• _Task statement_
Gather from the material every line that contains the string "here".

• _Stored records_
***

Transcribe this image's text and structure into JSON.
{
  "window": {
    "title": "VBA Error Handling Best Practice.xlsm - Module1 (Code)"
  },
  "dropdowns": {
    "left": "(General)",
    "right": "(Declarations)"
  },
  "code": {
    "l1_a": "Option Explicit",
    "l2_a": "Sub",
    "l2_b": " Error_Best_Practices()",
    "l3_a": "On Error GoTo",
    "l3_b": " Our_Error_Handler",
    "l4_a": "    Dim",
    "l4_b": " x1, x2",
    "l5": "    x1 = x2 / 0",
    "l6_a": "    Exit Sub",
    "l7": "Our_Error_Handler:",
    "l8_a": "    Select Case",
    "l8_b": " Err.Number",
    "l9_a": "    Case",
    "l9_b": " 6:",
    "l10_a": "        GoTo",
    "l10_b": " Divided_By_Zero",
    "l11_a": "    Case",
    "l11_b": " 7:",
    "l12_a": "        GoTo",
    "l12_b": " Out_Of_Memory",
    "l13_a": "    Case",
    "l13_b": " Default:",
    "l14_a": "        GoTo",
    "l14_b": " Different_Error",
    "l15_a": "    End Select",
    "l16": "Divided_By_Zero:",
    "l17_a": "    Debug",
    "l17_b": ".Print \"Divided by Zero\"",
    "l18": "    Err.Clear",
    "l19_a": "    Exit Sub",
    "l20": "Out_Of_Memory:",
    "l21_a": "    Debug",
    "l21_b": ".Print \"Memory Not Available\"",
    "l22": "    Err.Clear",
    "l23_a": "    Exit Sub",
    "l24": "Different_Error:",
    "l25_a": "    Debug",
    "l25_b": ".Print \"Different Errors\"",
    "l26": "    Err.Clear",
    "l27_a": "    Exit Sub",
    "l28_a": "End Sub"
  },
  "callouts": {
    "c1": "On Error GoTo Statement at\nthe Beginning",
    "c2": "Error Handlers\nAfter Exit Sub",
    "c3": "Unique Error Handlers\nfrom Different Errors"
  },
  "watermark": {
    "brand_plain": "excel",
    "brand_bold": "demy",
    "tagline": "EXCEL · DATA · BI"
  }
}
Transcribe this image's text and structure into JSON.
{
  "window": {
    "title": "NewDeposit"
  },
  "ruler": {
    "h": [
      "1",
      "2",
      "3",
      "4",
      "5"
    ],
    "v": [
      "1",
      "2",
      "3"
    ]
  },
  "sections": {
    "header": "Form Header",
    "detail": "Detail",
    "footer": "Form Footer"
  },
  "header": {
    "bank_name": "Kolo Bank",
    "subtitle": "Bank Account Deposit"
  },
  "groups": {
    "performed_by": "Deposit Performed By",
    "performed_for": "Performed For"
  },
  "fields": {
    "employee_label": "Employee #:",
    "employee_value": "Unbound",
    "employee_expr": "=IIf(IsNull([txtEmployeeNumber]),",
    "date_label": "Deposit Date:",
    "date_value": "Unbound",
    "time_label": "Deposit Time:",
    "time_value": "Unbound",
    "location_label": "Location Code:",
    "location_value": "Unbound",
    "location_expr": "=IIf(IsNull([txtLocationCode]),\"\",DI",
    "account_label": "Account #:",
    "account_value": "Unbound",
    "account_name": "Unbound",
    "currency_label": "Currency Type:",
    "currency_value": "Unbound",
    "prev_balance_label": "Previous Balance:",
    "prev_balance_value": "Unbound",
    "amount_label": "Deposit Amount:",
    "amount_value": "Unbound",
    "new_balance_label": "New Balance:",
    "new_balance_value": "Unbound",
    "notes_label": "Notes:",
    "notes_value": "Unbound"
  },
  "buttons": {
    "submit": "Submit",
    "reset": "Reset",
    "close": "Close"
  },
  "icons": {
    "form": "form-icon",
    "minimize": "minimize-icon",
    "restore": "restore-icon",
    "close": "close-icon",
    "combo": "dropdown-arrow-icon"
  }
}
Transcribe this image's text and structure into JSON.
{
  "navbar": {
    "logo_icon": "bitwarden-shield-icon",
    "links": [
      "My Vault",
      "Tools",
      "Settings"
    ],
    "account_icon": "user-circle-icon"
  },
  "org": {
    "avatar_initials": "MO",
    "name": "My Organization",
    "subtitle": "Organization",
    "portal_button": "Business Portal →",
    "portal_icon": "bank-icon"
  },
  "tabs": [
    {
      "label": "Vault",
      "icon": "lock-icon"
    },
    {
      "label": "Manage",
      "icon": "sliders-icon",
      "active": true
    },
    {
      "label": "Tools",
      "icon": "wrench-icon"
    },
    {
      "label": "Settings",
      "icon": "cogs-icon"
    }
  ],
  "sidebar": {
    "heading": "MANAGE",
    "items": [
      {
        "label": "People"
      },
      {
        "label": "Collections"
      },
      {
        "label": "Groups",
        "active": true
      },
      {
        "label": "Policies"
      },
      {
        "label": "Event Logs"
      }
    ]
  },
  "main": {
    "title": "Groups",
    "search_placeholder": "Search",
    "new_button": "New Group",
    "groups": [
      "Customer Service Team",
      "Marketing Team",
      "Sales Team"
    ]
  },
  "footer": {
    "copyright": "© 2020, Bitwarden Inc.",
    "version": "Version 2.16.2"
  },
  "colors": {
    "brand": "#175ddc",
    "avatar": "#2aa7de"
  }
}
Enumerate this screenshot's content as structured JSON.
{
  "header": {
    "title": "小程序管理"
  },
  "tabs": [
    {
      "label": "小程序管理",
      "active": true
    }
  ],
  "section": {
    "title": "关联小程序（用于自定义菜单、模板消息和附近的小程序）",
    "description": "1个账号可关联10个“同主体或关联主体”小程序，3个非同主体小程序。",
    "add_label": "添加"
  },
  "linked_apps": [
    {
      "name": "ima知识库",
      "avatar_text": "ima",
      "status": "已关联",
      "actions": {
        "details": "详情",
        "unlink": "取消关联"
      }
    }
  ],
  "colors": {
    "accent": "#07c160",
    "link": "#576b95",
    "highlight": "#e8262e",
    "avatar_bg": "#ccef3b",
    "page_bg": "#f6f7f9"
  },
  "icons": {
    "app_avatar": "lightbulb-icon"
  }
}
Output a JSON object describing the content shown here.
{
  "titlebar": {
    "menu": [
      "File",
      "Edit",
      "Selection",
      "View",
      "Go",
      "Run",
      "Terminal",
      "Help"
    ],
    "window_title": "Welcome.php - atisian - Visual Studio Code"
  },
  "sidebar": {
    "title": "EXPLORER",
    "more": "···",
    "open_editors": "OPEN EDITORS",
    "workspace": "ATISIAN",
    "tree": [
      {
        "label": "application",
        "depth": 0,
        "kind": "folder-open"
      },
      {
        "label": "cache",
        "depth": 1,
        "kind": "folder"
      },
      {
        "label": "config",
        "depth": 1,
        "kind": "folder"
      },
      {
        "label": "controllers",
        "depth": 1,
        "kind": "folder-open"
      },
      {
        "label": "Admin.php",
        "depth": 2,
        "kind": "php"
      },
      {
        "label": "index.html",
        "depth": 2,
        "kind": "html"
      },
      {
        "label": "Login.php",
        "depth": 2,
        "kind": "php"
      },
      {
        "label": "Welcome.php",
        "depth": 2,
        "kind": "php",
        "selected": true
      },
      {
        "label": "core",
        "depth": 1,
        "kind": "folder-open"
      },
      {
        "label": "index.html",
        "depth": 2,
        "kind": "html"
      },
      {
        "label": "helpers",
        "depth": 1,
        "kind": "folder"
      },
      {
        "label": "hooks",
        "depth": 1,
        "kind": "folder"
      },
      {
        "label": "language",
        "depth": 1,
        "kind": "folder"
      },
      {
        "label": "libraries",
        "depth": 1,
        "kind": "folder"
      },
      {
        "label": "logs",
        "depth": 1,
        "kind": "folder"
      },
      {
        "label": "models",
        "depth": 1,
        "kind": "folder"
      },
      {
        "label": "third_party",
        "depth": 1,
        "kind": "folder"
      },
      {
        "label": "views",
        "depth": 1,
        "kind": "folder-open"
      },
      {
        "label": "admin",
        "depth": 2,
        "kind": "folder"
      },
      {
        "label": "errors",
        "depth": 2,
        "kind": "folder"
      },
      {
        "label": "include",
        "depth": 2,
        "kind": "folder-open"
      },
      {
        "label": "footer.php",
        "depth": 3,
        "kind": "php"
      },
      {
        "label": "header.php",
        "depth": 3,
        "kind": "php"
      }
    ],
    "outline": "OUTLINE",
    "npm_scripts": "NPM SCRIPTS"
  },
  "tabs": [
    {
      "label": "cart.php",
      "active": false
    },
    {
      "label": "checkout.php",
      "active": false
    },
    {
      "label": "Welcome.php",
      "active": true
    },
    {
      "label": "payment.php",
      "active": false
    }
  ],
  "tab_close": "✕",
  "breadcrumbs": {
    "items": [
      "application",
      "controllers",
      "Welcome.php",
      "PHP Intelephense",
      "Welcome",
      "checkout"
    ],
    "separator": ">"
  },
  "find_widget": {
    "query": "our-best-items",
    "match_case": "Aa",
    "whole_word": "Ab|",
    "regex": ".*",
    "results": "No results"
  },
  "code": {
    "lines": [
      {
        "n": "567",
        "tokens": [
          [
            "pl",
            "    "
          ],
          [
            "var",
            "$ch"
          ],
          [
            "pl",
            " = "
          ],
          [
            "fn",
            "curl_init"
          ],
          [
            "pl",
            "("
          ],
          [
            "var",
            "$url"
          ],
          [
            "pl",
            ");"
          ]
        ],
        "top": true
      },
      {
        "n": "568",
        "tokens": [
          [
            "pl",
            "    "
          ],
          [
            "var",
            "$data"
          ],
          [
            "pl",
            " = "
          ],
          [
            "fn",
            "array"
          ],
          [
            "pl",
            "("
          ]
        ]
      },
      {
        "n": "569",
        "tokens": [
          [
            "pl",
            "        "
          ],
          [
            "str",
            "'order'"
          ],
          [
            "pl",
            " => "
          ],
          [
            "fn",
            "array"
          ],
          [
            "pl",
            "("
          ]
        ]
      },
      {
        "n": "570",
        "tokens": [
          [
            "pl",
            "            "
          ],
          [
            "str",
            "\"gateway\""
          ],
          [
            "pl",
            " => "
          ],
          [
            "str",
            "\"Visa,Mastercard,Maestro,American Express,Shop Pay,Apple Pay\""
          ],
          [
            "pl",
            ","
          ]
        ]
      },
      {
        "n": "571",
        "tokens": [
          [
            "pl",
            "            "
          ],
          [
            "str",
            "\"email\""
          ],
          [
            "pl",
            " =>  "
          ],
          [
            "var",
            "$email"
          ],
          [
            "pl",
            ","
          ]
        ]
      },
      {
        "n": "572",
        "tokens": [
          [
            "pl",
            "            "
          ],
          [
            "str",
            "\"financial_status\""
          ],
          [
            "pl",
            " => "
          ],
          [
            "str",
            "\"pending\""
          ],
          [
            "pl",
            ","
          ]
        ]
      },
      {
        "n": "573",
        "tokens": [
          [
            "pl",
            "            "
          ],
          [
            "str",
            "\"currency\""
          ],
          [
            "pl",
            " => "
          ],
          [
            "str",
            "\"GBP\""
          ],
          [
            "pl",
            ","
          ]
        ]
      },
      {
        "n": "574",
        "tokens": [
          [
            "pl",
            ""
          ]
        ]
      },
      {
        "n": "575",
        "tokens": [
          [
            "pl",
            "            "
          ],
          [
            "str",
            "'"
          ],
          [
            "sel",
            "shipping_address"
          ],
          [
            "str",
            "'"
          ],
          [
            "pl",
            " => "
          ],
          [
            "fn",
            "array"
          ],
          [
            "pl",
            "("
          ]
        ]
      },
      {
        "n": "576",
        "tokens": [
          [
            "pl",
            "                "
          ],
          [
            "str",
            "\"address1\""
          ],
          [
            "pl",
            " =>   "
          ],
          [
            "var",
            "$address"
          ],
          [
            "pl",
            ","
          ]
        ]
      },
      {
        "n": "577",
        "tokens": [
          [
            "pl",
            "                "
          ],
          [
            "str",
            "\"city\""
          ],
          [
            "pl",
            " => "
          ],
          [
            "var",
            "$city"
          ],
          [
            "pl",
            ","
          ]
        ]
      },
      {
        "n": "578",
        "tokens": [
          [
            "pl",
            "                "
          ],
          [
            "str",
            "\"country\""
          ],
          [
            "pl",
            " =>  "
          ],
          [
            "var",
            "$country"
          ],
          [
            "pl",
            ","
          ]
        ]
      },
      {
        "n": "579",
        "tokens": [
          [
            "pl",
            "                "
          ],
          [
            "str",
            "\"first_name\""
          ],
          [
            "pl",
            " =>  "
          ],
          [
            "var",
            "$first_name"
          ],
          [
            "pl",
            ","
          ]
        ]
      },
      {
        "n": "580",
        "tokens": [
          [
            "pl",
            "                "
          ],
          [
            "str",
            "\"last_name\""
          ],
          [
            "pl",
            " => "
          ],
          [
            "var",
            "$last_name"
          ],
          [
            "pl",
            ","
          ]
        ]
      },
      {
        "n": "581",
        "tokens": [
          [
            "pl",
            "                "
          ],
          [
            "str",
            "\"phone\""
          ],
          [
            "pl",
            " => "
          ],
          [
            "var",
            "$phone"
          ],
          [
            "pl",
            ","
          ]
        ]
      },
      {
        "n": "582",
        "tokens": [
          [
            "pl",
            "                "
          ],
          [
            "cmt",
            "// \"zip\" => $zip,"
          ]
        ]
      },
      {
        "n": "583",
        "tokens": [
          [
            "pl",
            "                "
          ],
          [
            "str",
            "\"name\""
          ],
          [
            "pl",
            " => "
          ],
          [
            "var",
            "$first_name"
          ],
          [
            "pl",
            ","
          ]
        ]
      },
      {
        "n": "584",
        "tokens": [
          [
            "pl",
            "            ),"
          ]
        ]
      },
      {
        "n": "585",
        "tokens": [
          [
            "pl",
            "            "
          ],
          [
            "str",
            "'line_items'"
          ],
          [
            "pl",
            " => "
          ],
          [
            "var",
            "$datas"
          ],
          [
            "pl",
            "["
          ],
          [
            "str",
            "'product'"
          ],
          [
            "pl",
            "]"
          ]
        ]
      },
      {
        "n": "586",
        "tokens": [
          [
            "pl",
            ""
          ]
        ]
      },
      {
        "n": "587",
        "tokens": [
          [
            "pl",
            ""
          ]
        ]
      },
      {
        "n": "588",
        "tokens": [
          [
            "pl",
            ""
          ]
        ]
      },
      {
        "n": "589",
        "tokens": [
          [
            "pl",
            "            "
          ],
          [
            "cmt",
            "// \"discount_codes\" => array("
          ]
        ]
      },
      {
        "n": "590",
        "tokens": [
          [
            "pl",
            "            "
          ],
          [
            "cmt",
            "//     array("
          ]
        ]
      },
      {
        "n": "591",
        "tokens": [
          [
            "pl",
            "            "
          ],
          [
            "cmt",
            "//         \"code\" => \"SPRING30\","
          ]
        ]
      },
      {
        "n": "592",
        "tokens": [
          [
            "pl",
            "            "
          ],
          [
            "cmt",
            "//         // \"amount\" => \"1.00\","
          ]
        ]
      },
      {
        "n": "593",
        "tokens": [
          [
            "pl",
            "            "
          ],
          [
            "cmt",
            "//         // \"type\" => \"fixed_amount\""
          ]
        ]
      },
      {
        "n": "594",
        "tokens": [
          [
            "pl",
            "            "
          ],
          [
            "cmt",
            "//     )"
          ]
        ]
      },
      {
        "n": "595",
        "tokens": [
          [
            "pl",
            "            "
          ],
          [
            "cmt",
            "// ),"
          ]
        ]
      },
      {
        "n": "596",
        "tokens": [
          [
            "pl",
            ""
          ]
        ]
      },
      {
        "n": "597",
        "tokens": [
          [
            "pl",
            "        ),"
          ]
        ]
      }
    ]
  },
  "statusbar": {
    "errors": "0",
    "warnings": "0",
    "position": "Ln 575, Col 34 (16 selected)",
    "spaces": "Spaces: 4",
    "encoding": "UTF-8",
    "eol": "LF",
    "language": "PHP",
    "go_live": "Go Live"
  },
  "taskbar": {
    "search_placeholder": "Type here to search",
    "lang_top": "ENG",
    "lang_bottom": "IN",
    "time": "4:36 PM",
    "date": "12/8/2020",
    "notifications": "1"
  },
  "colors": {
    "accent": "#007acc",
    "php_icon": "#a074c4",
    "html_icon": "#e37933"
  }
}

***

• _Task result_
Output a JSON object describing the content shown here.
    "search_placeholder": "Type here to search",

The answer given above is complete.